Required task: Each line that follows should be printed again exactly as it stands.

Exercise data:
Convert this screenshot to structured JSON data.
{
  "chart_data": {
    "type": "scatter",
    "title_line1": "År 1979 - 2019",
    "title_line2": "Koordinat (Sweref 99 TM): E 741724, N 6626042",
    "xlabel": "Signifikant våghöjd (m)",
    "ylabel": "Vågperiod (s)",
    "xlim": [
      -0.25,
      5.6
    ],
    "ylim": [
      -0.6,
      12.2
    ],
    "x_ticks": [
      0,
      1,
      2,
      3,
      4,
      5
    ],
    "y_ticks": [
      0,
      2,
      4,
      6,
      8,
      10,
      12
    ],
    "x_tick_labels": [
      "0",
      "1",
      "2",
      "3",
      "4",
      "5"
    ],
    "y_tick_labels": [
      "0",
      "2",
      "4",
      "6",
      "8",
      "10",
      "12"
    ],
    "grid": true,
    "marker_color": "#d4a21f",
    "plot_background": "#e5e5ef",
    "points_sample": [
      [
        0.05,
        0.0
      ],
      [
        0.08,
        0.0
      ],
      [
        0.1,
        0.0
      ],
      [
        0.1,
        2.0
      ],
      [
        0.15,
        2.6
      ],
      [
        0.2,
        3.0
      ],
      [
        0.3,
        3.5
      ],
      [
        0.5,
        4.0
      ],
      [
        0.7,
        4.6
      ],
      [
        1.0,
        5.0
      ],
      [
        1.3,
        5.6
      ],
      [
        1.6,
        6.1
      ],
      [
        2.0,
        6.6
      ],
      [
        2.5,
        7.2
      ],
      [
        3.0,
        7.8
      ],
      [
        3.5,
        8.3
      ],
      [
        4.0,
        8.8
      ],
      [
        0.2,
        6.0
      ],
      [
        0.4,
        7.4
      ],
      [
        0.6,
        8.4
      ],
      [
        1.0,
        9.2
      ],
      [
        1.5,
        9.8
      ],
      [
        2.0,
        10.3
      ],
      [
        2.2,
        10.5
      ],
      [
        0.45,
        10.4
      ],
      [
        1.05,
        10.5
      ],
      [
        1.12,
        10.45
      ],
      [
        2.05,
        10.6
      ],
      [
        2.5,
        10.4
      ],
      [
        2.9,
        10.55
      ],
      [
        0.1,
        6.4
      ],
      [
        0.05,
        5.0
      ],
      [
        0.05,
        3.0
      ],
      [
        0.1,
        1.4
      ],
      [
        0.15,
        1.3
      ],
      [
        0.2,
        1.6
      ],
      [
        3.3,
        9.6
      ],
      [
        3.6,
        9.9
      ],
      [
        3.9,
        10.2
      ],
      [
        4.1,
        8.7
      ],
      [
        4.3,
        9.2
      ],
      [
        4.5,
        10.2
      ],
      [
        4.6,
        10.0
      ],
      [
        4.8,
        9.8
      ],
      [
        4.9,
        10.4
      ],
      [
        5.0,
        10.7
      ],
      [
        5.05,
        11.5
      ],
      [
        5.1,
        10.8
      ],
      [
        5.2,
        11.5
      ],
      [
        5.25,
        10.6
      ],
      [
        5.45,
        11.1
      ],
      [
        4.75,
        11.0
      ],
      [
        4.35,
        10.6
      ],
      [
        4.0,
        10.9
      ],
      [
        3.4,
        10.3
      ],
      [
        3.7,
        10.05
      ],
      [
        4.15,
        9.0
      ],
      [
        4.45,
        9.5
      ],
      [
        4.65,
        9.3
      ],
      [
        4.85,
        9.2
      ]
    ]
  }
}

Completed task:
Convert this screenshot to structured JSON data.
{
  "chart_data": {
    "type": "scatter",
    "title_line1": "År 1979 - 2019",
    "title_line2": "Koordinat (Sweref 99 TM): E 741724, N 6626042",
    "xlabel": "Signifikant våghöjd (m)",
    "ylabel": "Vågperiod (s)",
    "xlim": [
      -0.25,
      5.6
    ],
    "ylim": [
      -0.6,
      12.2
    ],
    "x_ticks": [
      0,
      1,
      2,
      3,
      4,
      5
    ],
    "y_ticks": [
      0,
      2,
      4,
      6,
      8,
      10,
      12
    ],
    "x_tick_labels": [
      "0",
      "1",
      "2",
      "3",
      "4",
      "5"
    ],
    "y_tick_labels": [
      "0",
      "2",
      "4",
      "6",
      "8",
      "10",
      "12"
    ],
    "grid": true,
    "marker_color": "#d4a21f",
    "plot_background": "#e5e5ef",
    "points_sample": [
      [
        0.05,
        0.0
      ],
      [
        0.08,
        0.0
      ],
      [
        0.1,
        0.0
      ],
      [
        0.1,
        2.0
      ],
      [
        0.15,
        2.6
      ],
      [
        0.2,
        3.0
      ],
      [
        0.3,
        3.5
      ],
      [
        0.5,
        4.0
      ],
      [
        0.7,
        4.6
      ],
      [
        1.0,
        5.0
      ],
      [
        1.3,
        5.6
      ],
      [
        1.6,
        6.1
      ],
      [
        2.0,
        6.6
      ],
      [
        2.5,
        7.2
      ],
      [
        3.0,
        7.8
      ],
      [
        3.5,
        8.3
      ],
      [
        4.0,
        8.8
      ],
      [
        0.2,
        6.0
      ],
      [
        0.4,
        7.4
      ],
      [
        0.6,
        8.4
      ],
      [
        1.0,
        9.2
      ],
      [
        1.5,
        9.8
      ],
      [
        2.0,
        10.3
      ],
      [
        2.2,
        10.5
      ],
      [
        0.45,
        10.4
      ],
      [
        1.05,
        10.5
      ],
      [
        1.12,
        10.45
      ],
      [
        2.05,
        10.6
      ],
      [
        2.5,
        10.4
      ],
      [
        2.9,
        10.55
      ],
      [
        0.1,
        6.4
      ],
      [
        0.05,
        5.0
      ],
      [
        0.05,
        3.0
      ],
      [
        0.1,
        1.4
      ],
      [
        0.15,
        1.3
      ],
      [
        0.2,
        1.6
      ],
      [
        3.3,
        9.6
      ],
      [
        3.6,
        9.9
      ],
      [
        3.9,
        10.2
      ],
      [
        4.1,
        8.7
      ],
      [
        4.3,
        9.2
      ],
      [
        4.5,
        10.2
      ],
      [
        4.6,
        10.0
      ],
      [
        4.8,
        9.8
      ],
      [
        4.9,
        10.4
      ],
      [
        5.0,
        10.7
      ],
      [
        5.05,
        11.5
      ],
      [
        5.1,
        10.8
      ],
      [
        5.2,
        11.5
      ],
      [
        5.25,
        10.6
      ],
      [
        5.45,
        11.1
      ],
      [
        4.75,
        11.0
      ],
      [
        4.35,
        10.6
      ],
      [
        4.0,
        10.9
      ],
      [
        3.4,
        10.3
      ],
      [
        3.7,
        10.05
      ],
      [
        4.15,
        9.0
      ],
      [
        4.45,
        9.5
      ],
      [
        4.65,
        9.3
      ],
      [
        4.85,
        9.2
      ]
    ]
  }
}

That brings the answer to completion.